Stated problem: Give the rows from the very first one through the one containing "118, 770, 162]", both included, as a numbered list with blank lines left out.

Data provided:
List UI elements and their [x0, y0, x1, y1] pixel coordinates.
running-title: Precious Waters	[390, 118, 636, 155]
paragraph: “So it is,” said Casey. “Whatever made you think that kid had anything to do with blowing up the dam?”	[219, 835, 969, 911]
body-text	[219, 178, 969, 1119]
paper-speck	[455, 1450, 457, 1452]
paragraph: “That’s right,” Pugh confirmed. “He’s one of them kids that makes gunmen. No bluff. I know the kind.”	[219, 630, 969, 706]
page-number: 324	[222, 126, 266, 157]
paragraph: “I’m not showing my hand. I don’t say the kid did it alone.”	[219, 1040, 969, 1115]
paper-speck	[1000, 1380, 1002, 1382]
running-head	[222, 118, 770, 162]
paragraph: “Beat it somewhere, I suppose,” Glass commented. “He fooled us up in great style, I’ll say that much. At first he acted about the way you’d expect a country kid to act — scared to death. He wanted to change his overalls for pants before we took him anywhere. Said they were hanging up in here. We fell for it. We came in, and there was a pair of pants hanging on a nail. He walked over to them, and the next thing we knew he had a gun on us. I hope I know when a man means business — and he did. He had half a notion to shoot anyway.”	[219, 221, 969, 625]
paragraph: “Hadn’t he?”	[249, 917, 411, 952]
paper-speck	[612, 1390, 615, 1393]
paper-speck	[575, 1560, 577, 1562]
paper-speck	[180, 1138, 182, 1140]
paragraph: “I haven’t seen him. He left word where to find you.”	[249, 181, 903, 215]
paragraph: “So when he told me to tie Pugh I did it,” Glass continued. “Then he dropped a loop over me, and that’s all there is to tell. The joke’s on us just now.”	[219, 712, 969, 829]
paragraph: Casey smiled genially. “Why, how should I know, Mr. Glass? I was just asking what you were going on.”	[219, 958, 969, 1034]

Full output:
1. List UI elements and their [x0, y0, x1, y1] pixel coordinates.
2. running-title: Precious Waters	[390, 118, 636, 155]
3. paragraph: “So it is,” said Casey. “Whatever made you think that kid had anything to do with blowing up the dam?”	[219, 835, 969, 911]
4. body-text	[219, 178, 969, 1119]
5. paper-speck	[455, 1450, 457, 1452]
6. paragraph: “That’s right,” Pugh confirmed. “He’s one of them kids that makes gunmen. No bluff. I know the kind.”	[219, 630, 969, 706]
7. page-number: 324	[222, 126, 266, 157]
8. paragraph: “I’m not showing my hand. I don’t say the kid did it alone.”	[219, 1040, 969, 1115]
9. paper-speck	[1000, 1380, 1002, 1382]
10. running-head	[222, 118, 770, 162]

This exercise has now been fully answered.